**TASK BRIEF:**
Please report every line from the material that contains the word "JSON".

**Dataset rows about figures:**
* * *
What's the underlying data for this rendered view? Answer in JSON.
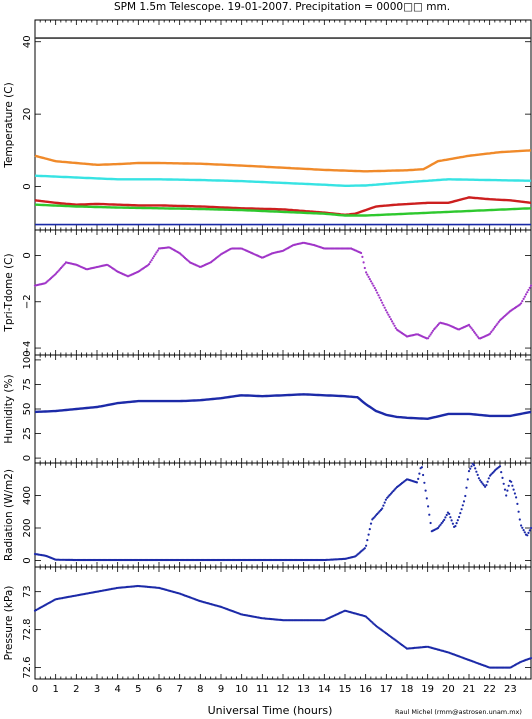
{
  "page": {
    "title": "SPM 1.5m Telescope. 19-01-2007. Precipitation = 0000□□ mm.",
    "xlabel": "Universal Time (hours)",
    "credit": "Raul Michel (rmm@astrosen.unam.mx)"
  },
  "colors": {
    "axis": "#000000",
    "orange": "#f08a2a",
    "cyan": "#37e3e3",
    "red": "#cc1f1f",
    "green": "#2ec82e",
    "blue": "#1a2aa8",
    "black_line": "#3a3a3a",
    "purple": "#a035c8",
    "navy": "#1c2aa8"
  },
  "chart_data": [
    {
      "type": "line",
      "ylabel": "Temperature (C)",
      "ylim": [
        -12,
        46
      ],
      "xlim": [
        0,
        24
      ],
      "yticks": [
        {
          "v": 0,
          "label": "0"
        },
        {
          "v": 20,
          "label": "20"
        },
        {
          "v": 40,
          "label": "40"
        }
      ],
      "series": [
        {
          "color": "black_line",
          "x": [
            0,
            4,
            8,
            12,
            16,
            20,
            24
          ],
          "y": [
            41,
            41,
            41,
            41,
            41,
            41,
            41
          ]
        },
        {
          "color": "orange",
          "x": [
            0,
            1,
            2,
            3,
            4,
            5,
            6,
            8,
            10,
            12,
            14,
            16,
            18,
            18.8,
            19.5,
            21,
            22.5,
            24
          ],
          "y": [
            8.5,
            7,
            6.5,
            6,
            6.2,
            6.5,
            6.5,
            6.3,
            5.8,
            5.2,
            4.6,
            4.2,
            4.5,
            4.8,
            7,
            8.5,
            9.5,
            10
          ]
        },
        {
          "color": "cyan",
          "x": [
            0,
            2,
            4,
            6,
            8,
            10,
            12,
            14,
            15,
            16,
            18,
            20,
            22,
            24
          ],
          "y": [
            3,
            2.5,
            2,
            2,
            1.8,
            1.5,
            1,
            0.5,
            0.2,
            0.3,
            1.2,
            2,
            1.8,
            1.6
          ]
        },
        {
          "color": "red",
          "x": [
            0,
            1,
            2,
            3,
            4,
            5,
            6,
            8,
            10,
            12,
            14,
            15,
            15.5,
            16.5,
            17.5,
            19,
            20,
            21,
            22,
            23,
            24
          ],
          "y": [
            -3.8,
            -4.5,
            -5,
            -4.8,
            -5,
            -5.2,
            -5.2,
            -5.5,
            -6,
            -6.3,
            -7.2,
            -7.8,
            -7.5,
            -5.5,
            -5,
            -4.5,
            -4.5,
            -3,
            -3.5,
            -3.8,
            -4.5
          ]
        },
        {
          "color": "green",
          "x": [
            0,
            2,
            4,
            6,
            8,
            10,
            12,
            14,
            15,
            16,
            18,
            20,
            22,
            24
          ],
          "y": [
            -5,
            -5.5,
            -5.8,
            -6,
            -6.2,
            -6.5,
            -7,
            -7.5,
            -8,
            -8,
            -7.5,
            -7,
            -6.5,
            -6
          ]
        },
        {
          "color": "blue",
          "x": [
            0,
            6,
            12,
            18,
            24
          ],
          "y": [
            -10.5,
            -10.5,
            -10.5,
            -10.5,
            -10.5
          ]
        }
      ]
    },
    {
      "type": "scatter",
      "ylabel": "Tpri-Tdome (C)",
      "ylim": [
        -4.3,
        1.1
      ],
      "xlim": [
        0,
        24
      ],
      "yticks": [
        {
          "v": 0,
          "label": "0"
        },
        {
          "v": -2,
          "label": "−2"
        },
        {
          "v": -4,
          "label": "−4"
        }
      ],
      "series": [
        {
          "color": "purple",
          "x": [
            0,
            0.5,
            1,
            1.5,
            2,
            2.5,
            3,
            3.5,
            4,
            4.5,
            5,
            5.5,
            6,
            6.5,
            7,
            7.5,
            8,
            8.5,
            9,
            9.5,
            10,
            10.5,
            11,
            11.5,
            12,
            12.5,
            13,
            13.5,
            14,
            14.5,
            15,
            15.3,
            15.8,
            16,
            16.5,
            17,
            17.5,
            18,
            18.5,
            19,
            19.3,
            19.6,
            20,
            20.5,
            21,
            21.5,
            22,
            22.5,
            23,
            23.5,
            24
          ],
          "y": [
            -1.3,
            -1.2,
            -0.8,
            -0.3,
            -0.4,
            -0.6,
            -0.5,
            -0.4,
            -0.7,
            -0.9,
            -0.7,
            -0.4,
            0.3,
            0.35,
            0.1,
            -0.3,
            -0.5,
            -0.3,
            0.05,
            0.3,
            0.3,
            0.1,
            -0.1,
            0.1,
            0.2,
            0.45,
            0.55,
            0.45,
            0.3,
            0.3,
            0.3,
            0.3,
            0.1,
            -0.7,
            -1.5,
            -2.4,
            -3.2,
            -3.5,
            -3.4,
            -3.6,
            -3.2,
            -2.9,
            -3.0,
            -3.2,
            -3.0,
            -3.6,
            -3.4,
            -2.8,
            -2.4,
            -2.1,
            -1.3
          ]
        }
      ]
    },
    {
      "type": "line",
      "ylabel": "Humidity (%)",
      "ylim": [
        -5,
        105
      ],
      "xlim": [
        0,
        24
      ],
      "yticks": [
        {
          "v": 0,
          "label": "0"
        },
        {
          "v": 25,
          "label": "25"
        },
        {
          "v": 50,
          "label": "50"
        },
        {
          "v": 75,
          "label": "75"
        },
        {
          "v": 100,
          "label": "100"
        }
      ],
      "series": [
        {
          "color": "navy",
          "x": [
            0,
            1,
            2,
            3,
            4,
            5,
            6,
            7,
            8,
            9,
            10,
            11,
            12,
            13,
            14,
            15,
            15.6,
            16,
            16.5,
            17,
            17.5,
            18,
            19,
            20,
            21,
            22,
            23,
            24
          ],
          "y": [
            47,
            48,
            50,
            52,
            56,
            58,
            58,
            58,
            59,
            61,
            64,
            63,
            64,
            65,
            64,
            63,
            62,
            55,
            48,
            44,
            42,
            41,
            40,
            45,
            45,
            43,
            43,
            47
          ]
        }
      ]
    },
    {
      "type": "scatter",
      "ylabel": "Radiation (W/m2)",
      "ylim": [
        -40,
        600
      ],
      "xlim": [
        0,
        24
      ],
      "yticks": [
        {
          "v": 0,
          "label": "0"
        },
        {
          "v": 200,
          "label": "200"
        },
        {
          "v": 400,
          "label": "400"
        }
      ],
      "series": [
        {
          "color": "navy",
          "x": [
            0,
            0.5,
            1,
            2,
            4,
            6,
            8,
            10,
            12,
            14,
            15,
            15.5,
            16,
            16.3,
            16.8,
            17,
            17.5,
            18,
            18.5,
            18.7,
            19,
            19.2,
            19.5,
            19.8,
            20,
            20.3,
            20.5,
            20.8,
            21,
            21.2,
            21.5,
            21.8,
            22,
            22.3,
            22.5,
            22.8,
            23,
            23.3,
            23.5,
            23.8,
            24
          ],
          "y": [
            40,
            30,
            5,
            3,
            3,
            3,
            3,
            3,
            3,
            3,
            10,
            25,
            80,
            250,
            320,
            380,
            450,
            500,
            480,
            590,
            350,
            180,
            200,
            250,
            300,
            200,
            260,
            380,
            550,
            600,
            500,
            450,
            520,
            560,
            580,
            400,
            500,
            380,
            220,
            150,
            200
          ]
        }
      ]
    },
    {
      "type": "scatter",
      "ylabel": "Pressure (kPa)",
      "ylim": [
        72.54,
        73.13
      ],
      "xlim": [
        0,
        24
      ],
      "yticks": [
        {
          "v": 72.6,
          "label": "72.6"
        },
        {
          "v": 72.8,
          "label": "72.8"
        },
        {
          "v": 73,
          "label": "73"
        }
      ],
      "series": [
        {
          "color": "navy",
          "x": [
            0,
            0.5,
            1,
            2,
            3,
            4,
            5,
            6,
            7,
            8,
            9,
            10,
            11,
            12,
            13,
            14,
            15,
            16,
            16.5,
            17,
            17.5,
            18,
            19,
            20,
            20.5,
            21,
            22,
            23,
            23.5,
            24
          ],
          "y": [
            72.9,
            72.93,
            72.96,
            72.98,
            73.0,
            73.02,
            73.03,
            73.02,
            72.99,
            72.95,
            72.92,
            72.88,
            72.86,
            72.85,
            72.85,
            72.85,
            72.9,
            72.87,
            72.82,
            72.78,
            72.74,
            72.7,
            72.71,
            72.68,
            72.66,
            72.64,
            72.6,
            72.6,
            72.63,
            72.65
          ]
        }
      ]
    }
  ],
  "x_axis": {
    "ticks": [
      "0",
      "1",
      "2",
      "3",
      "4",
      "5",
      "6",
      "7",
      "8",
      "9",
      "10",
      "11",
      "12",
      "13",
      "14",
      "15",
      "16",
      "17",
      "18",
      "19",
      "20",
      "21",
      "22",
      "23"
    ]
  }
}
* * *
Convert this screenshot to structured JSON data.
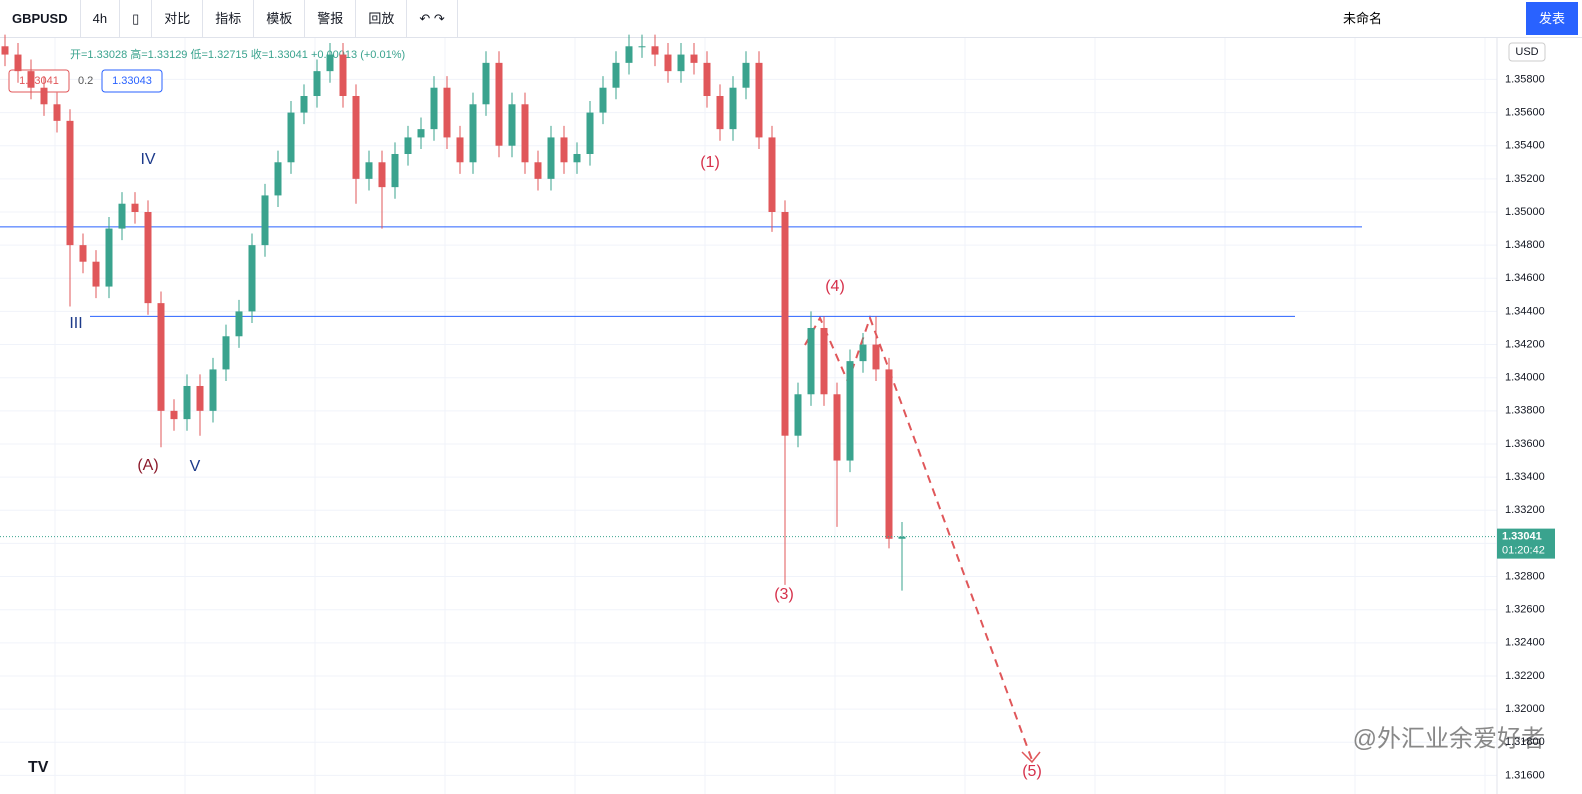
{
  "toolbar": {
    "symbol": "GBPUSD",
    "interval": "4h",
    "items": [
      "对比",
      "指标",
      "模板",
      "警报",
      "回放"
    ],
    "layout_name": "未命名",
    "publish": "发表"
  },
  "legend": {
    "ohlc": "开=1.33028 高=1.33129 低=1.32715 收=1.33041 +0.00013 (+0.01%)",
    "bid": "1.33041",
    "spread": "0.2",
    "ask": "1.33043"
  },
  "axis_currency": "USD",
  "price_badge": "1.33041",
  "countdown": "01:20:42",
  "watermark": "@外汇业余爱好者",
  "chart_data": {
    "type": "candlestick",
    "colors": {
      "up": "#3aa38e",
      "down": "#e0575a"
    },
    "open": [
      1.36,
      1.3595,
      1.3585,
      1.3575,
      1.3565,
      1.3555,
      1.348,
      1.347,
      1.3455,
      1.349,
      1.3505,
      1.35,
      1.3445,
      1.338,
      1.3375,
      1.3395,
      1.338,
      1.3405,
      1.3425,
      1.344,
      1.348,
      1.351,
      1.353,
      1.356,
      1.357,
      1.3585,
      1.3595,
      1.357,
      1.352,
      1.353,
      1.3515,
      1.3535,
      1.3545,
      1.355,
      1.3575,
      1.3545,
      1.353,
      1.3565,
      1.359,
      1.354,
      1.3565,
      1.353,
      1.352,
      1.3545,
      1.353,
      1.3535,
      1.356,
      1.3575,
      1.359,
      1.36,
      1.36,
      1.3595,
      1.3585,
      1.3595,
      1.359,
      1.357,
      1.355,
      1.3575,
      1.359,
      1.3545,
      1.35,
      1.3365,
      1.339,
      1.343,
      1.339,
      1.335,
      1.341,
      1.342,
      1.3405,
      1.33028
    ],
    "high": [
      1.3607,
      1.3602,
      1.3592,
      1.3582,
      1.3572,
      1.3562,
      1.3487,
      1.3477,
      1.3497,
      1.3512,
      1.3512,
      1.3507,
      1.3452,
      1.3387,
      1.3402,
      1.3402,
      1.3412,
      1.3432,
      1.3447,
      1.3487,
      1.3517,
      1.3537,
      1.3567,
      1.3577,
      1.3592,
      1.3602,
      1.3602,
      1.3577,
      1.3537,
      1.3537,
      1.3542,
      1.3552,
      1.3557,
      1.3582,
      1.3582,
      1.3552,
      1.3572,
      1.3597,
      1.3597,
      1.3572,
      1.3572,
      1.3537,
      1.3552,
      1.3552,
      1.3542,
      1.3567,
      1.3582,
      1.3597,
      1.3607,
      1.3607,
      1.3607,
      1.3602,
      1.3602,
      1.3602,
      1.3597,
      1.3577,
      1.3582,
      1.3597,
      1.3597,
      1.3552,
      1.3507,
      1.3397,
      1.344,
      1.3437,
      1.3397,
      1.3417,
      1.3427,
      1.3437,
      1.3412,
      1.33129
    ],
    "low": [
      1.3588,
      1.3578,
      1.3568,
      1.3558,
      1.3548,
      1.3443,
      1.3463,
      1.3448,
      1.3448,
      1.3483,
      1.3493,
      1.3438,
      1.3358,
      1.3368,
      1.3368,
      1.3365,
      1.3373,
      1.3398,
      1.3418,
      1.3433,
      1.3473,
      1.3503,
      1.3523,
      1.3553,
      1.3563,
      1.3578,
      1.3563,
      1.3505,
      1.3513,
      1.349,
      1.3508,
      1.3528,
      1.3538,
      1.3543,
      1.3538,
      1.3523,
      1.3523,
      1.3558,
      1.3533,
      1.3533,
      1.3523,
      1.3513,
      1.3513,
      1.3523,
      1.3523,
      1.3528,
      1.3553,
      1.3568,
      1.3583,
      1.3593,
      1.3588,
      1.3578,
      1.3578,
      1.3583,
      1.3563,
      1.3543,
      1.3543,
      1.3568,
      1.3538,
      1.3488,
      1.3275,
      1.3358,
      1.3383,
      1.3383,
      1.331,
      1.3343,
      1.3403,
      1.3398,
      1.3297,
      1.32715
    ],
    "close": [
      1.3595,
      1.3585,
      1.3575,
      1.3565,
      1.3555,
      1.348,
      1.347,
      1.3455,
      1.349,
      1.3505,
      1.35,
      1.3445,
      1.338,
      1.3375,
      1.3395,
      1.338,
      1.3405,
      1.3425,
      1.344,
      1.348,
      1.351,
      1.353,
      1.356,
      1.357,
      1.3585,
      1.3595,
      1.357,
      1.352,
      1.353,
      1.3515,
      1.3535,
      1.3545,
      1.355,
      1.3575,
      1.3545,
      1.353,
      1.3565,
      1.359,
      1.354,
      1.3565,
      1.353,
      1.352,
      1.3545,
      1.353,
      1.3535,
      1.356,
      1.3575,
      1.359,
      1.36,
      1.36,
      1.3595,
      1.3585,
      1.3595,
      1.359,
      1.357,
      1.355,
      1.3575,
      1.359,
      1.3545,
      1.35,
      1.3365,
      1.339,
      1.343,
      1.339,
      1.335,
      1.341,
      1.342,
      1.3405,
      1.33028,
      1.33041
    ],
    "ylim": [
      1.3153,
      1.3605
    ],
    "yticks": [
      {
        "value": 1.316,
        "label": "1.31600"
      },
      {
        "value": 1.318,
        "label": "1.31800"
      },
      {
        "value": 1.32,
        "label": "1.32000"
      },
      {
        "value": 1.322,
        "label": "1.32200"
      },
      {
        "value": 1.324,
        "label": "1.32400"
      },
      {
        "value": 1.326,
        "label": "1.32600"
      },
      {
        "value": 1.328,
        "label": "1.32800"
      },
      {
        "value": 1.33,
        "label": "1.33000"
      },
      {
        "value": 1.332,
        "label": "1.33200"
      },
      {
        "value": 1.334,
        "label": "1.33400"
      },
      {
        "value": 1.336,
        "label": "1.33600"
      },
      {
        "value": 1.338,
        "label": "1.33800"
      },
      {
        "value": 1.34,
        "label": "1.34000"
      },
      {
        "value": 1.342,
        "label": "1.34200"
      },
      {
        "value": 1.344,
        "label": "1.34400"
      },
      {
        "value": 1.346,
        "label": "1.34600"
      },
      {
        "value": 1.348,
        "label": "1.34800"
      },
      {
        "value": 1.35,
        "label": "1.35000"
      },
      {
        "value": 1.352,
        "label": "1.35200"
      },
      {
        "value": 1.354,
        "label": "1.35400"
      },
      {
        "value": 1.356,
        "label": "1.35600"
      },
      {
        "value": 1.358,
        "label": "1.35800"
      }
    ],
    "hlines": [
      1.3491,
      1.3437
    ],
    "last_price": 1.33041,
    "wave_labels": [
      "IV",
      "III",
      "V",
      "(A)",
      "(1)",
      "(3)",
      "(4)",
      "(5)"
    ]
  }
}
* * *
**ANSWER TO THIS TASK:**
What's the underlying data for this rendered view? Answer in JSON.
Convert this screenshot to structured JSON data.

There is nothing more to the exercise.